*THE INPUT*.
══════════════════════════════

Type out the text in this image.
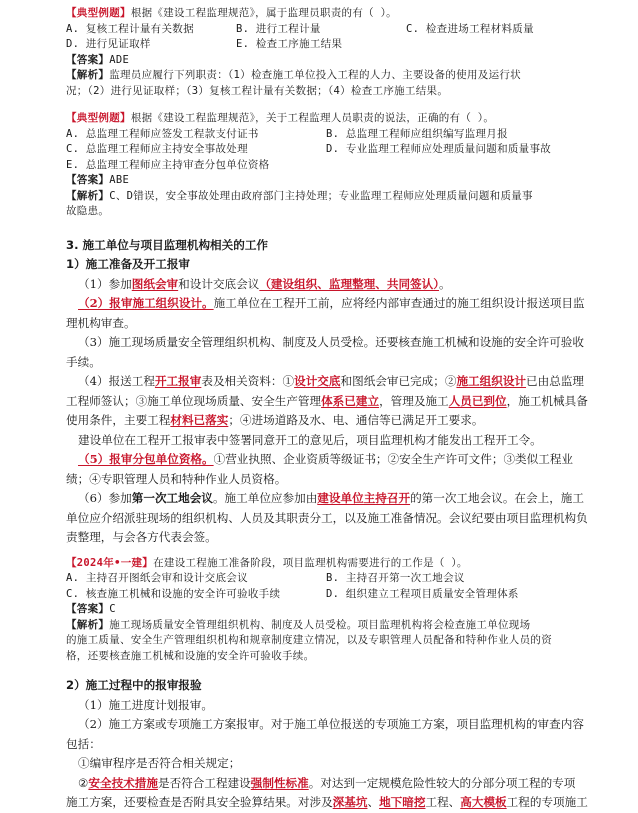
【典型例题】根据《建设工程监理规范》，属于监理员职责的有（ ）。
A. 复核工程计量有关数据	B. 进行工程计量	C. 检查进场工程材料质量
D. 进行见证取样	E. 检查工序施工结果
【答案】ADE
【解析】监理员应履行下列职责：（1）检查施工单位投入工程的人力、主要设备的使用及运行状
况；（2）进行见证取样；（3）复核工程计量有关数据；（4）检查工序施工结果。
【典型例题】根据《建设工程监理规范》，关于工程监理人员职责的说法，正确的有（ ）。
A. 总监理工程师应签发工程款支付证书	B. 总监理工程师应组织编写监理月报
C. 总监理工程师应主持安全事故处理	D. 专业监理工程师应处理质量问题和质量事故
E. 总监理工程师应主持审查分包单位资格
【答案】ABE
【解析】C、D错误，安全事故处理由政府部门主持处理；专业监理工程师应处理质量问题和质量事
故隐患。
3. 施工单位与项目监理机构相关的工作
1）施工准备及开工报审
（1）参加图纸会审和设计交底会议（建设组织、监理整理、共同签认）。
（2）报审施工组织设计。施工单位在工程开工前，应将经内部审查通过的施工组织设计报送项目监
理机构审查。
（3）施工现场质量安全管理组织机构、制度及人员受检。还要核查施工机械和设施的安全许可验收
手续。
（4）报送工程开工报审表及相关资料：①设计交底和图纸会审已完成；②施工组织设计已由总监理
工程师签认；③施工单位现场质量、安全生产管理体系已建立，管理及施工人员已到位，施工机械具备
使用条件，主要工程材料已落实；④进场道路及水、电、通信等已满足开工要求。
建设单位在工程开工报审表中签署同意开工的意见后，项目监理机构才能发出工程开工令。
（5）报审分包单位资格。①营业执照、企业资质等级证书；②安全生产许可文件；③类似工程业
绩；④专职管理人员和特种作业人员资格。
（6）参加第一次工地会议。施工单位应参加由建设单位主持召开的第一次工地会议。在会上，施工
单位应介绍派驻现场的组织机构、人员及其职责分工，以及施工准备情况。会议纪要由项目监理机构负
责整理，与会各方代表会签。
【2024年•一建】在建设工程施工准备阶段，项目监理机构需要进行的工作是（ ）。
A. 主持召开图纸会审和设计交底会议	B. 主持召开第一次工地会议
C. 核查施工机械和设施的安全许可验收手续	D. 组织建立工程项目质量安全管理体系
【答案】C
【解析】施工现场质量安全管理组织机构、制度及人员受检。项目监理机构将会检查施工单位现场
的施工质量、安全生产管理组织机构和规章制度建立情况，以及专职管理人员配备和特种作业人员的资
格，还要核查施工机械和设施的安全许可验收手续。
2）施工过程中的报审报验
（1）施工进度计划报审。
（2）施工方案或专项施工方案报审。对于施工单位报送的专项施工方案，项目监理机构的审查内容
包括：
①编审程序是否符合相关规定；
②安全技术措施是否符合工程建设强制性标准。对达到一定规模危险性较大的分部分项工程的专项
施工方案，还要检查是否附具安全验算结果。对涉及深基坑、地下暗挖工程、高大模板工程的专项施工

══════════════════════════════

Every entry above is to be set down exactly; the pictures are to be left out.

*RESPONSE FOR THIS EXERCISE*.
Type out the text in this image.
【典型例题】根据《建设工程监理规范》，属于监理员职责的有（ ）。
A. 复核工程计量有关数据	B. 进行工程计量	C. 检查进场工程材料质量
D. 进行见证取样	E. 检查工序施工结果
【答案】ADE
【解析】监理员应履行下列职责：（1）检查施工单位投入工程的人力、主要设备的使用及运行状
况；（2）进行见证取样；（3）复核工程计量有关数据；（4）检查工序施工结果。
【典型例题】根据《建设工程监理规范》，关于工程监理人员职责的说法，正确的有（ ）。
A. 总监理工程师应签发工程款支付证书	B. 总监理工程师应组织编写监理月报
C. 总监理工程师应主持安全事故处理	D. 专业监理工程师应处理质量问题和质量事故
E. 总监理工程师应主持审查分包单位资格
【答案】ABE
【解析】C、D错误，安全事故处理由政府部门主持处理；专业监理工程师应处理质量问题和质量事
故隐患。
3. 施工单位与项目监理机构相关的工作
1）施工准备及开工报审
（1）参加图纸会审和设计交底会议（建设组织、监理整理、共同签认）。
（2）报审施工组织设计。施工单位在工程开工前，应将经内部审查通过的施工组织设计报送项目监
理机构审查。
（3）施工现场质量安全管理组织机构、制度及人员受检。还要核查施工机械和设施的安全许可验收
手续。
（4）报送工程开工报审表及相关资料：①设计交底和图纸会审已完成；②施工组织设计已由总监理
工程师签认；③施工单位现场质量、安全生产管理体系已建立，管理及施工人员已到位，施工机械具备
使用条件，主要工程材料已落实；④进场道路及水、电、通信等已满足开工要求。
建设单位在工程开工报审表中签署同意开工的意见后，项目监理机构才能发出工程开工令。
（5）报审分包单位资格。①营业执照、企业资质等级证书；②安全生产许可文件；③类似工程业
绩；④专职管理人员和特种作业人员资格。
（6）参加第一次工地会议。施工单位应参加由建设单位主持召开的第一次工地会议。在会上，施工
单位应介绍派驻现场的组织机构、人员及其职责分工，以及施工准备情况。会议纪要由项目监理机构负
责整理，与会各方代表会签。
【2024年•一建】在建设工程施工准备阶段，项目监理机构需要进行的工作是（ ）。
A. 主持召开图纸会审和设计交底会议	B. 主持召开第一次工地会议
C. 核查施工机械和设施的安全许可验收手续	D. 组织建立工程项目质量安全管理体系
【答案】C
【解析】施工现场质量安全管理组织机构、制度及人员受检。项目监理机构将会检查施工单位现场
的施工质量、安全生产管理组织机构和规章制度建立情况，以及专职管理人员配备和特种作业人员的资
格，还要核查施工机械和设施的安全许可验收手续。
2）施工过程中的报审报验
（1）施工进度计划报审。
（2）施工方案或专项施工方案报审。对于施工单位报送的专项施工方案，项目监理机构的审查内容
包括：
①编审程序是否符合相关规定；
②安全技术措施是否符合工程建设强制性标准。对达到一定规模危险性较大的分部分项工程的专项
施工方案，还要检查是否附具安全验算结果。对涉及深基坑、地下暗挖工程、高大模板工程的专项施工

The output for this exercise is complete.